(Exercise directions) Locate every line in the material below that has the word "inicial". Copy each of those lines.

[Collected data]
■ ■ ■ ■ ■ ■ ■

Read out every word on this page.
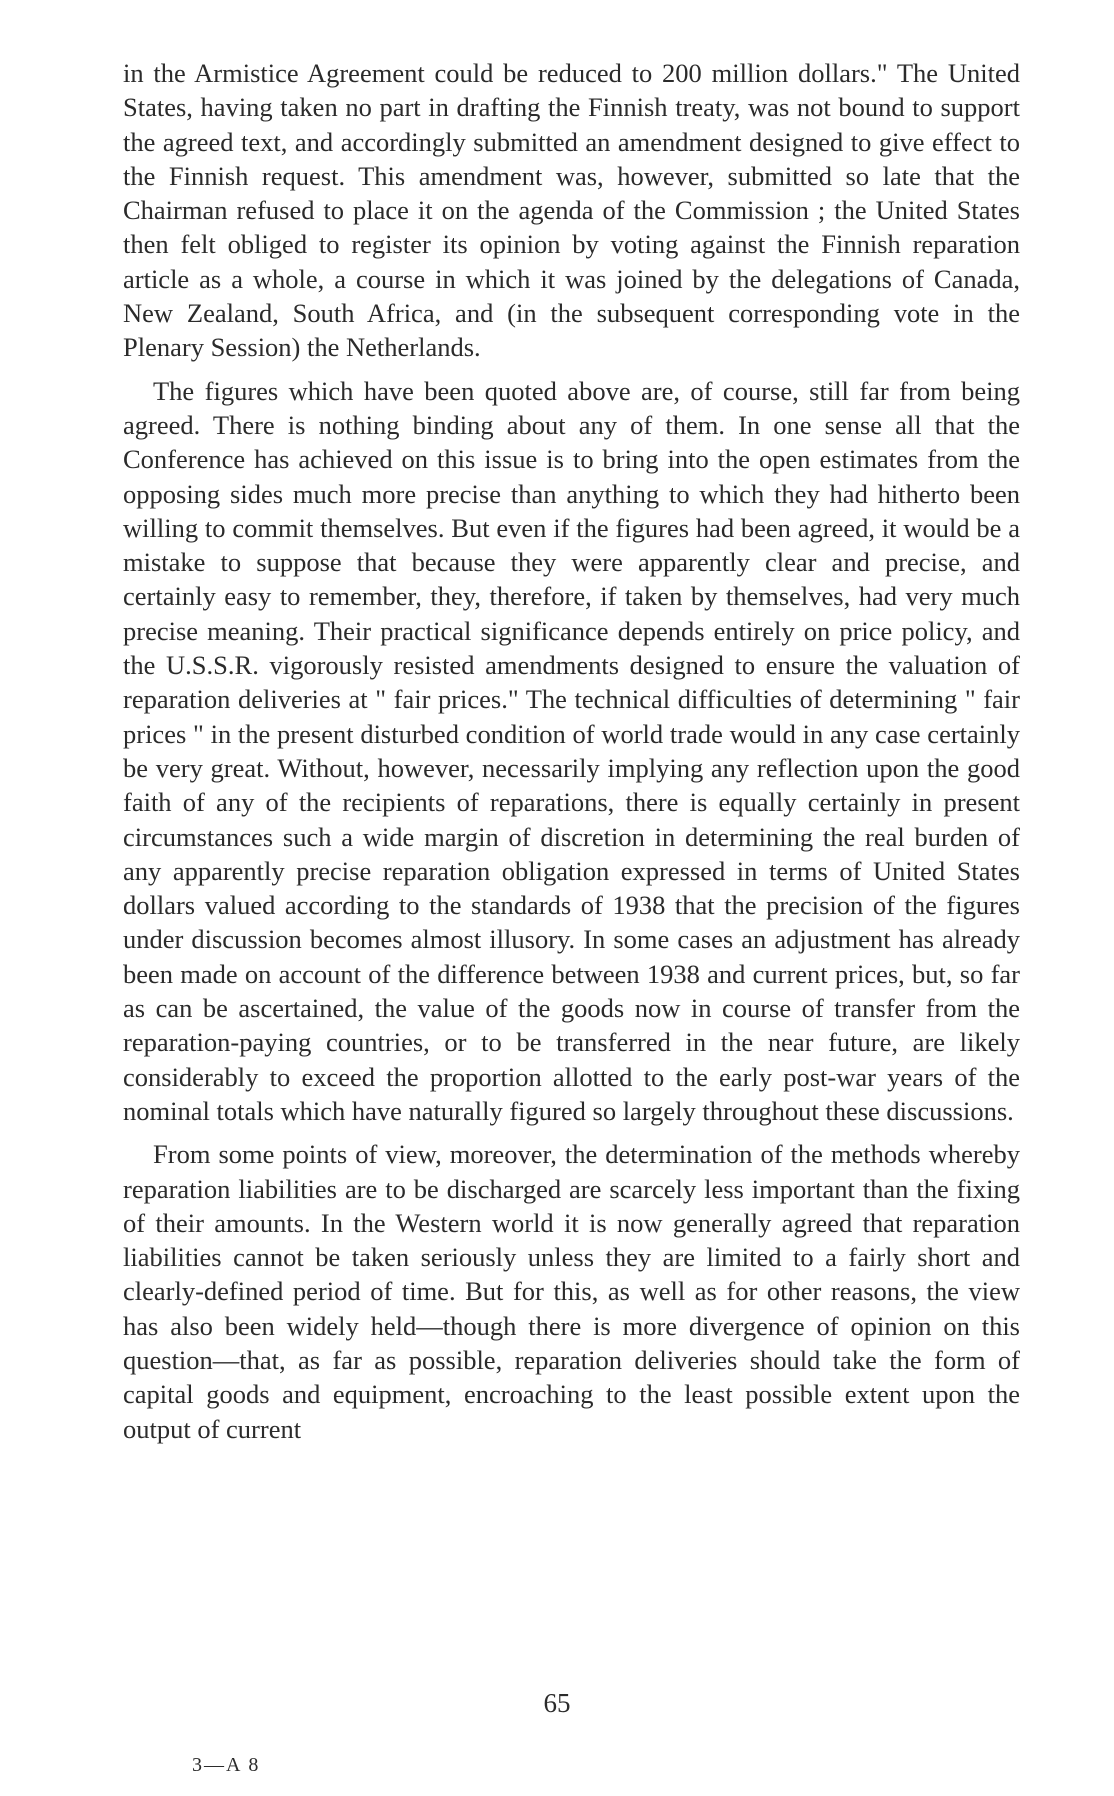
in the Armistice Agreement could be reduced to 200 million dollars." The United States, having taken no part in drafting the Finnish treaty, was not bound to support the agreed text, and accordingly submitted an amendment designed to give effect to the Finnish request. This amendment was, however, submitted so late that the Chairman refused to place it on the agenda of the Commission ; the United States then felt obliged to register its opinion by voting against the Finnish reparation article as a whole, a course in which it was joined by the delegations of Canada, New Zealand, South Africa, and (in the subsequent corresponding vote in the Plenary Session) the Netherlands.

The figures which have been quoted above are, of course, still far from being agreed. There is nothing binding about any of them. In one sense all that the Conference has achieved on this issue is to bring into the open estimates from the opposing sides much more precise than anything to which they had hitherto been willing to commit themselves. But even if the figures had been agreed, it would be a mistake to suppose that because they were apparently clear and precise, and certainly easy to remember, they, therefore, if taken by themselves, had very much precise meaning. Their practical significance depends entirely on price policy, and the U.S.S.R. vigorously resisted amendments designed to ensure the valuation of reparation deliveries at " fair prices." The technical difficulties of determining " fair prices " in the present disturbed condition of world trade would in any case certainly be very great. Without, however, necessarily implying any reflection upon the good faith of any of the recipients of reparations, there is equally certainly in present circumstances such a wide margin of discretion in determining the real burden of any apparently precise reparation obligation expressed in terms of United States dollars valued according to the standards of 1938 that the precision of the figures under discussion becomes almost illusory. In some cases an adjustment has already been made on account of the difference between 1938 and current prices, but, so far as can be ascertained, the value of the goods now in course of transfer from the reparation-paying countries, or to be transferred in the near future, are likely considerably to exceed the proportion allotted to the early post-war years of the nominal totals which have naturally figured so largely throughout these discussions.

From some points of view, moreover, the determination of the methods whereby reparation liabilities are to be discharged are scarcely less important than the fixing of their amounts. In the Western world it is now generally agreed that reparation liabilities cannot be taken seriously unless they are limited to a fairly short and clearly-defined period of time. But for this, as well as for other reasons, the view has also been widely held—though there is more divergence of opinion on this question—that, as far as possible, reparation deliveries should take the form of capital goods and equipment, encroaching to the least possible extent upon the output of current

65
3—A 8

■ ■ ■ ■ ■ ■ ■

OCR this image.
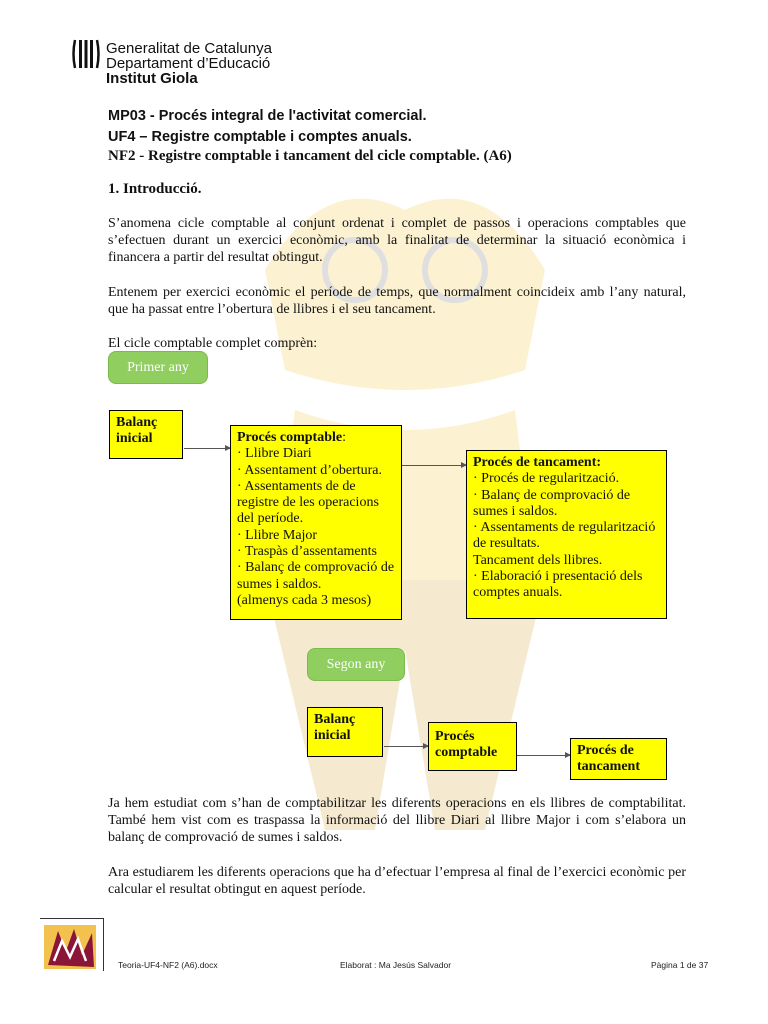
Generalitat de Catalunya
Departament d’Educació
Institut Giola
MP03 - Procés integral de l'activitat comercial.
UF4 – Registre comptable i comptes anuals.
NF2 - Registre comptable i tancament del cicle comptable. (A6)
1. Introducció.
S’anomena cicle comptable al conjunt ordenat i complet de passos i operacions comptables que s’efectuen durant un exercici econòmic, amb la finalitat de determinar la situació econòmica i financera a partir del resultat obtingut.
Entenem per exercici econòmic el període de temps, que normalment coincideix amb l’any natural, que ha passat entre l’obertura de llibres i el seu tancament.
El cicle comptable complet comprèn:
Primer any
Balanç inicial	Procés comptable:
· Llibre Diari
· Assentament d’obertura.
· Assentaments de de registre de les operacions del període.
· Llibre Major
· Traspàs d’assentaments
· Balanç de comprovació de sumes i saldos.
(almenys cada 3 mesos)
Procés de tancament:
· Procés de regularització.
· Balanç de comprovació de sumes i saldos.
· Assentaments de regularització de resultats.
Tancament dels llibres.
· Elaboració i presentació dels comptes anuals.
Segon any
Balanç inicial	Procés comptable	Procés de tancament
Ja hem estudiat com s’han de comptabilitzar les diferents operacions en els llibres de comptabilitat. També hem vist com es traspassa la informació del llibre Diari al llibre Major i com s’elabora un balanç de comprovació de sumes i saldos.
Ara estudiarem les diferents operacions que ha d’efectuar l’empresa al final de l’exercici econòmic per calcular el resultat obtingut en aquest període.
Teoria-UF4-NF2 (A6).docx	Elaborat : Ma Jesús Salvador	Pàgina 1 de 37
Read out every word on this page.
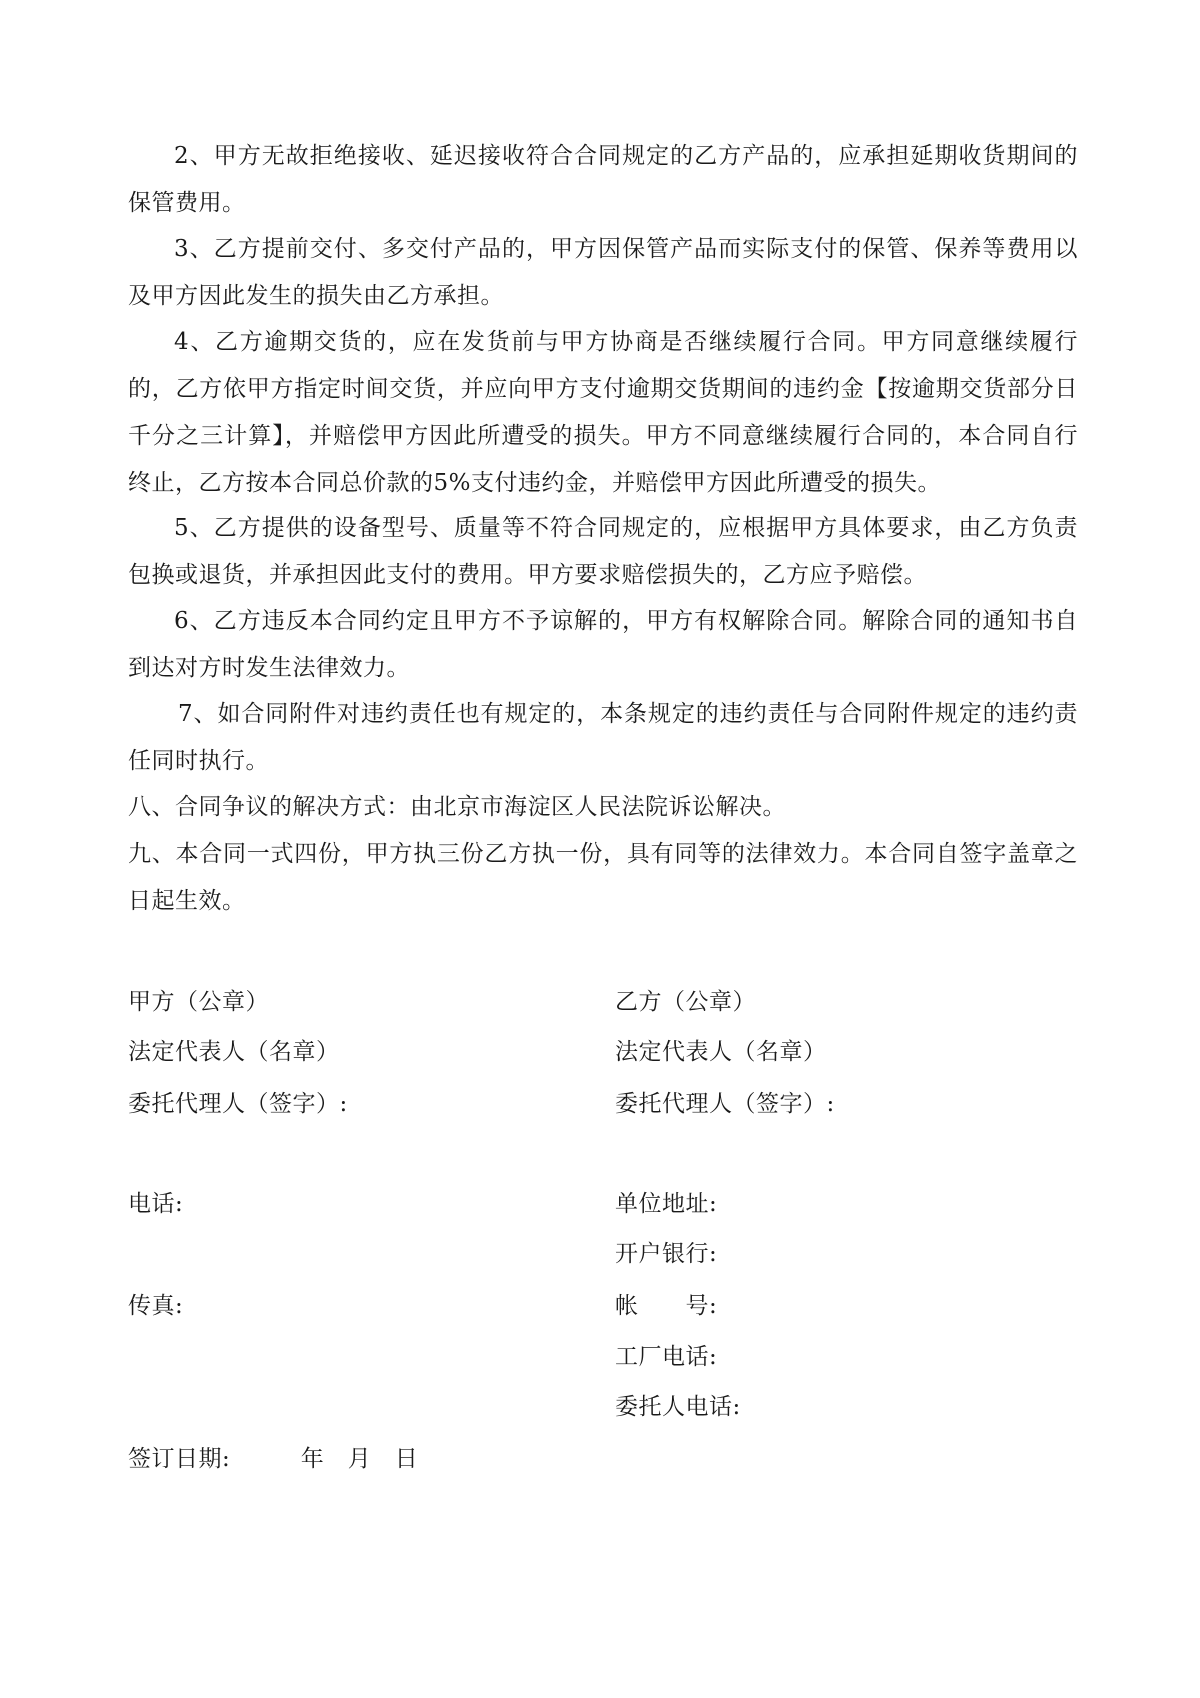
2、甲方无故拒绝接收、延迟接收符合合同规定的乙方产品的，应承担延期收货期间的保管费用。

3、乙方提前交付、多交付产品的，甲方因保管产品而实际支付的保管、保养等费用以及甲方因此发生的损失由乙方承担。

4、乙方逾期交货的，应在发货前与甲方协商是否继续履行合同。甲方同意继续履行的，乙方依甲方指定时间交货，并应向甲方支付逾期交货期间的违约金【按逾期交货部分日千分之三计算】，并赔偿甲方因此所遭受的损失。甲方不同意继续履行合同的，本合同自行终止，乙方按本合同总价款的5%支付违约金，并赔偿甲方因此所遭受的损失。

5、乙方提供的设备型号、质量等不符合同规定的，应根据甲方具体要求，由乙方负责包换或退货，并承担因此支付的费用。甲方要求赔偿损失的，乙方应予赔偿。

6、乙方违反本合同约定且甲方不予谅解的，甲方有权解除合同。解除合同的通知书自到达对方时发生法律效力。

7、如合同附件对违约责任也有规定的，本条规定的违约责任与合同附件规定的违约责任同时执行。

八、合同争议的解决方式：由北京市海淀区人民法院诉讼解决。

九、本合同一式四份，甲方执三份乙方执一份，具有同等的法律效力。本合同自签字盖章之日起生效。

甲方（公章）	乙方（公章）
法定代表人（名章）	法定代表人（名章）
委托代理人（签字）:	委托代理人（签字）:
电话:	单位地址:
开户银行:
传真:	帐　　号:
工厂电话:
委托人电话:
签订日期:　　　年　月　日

■ ■ ■ ■ ■ ■ ■

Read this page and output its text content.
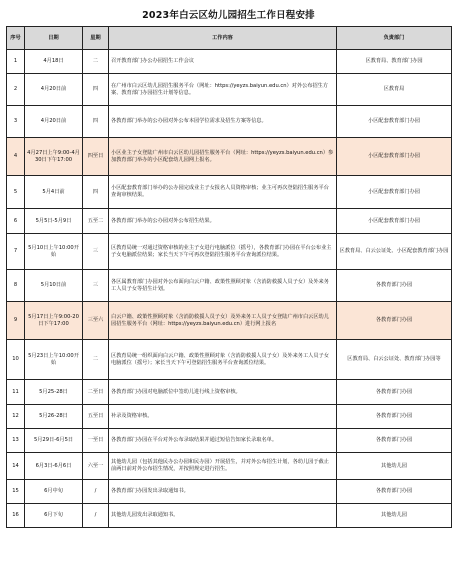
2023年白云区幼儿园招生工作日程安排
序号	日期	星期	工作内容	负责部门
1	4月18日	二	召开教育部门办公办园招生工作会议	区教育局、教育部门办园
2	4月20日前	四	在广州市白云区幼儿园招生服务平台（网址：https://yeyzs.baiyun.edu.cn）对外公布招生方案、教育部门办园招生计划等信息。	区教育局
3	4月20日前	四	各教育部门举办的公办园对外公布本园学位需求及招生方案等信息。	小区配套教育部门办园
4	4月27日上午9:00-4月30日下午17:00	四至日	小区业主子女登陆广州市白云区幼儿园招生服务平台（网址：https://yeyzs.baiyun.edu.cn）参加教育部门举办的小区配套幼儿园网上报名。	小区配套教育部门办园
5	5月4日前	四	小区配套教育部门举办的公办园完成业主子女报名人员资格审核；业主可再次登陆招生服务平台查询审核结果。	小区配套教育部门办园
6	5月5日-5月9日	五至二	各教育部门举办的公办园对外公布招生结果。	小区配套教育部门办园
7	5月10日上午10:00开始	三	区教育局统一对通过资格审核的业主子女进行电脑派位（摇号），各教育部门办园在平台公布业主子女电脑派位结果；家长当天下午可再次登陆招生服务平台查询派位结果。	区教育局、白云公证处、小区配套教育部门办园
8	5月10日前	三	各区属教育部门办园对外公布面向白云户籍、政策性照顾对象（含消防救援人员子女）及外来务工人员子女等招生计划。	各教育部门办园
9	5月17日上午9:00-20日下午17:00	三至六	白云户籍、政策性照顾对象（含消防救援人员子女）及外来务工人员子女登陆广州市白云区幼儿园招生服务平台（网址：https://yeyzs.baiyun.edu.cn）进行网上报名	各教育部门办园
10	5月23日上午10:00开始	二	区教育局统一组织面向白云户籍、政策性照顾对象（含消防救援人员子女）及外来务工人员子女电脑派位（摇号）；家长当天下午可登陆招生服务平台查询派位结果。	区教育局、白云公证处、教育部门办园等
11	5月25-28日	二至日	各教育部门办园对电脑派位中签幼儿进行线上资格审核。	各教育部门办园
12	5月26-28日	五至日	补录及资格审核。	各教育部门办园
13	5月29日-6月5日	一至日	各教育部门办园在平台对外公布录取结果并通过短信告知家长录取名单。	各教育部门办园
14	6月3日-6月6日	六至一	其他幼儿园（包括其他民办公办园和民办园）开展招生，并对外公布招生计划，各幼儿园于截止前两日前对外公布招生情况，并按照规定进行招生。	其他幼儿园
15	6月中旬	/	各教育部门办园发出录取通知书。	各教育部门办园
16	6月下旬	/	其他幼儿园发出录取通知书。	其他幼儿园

■ ■ ■ ■ ■ ■ ■

(Solution to this problem)
Balanç inicial	Procés comptable:
Balanç inicial	Procés comptable	Procés de tancament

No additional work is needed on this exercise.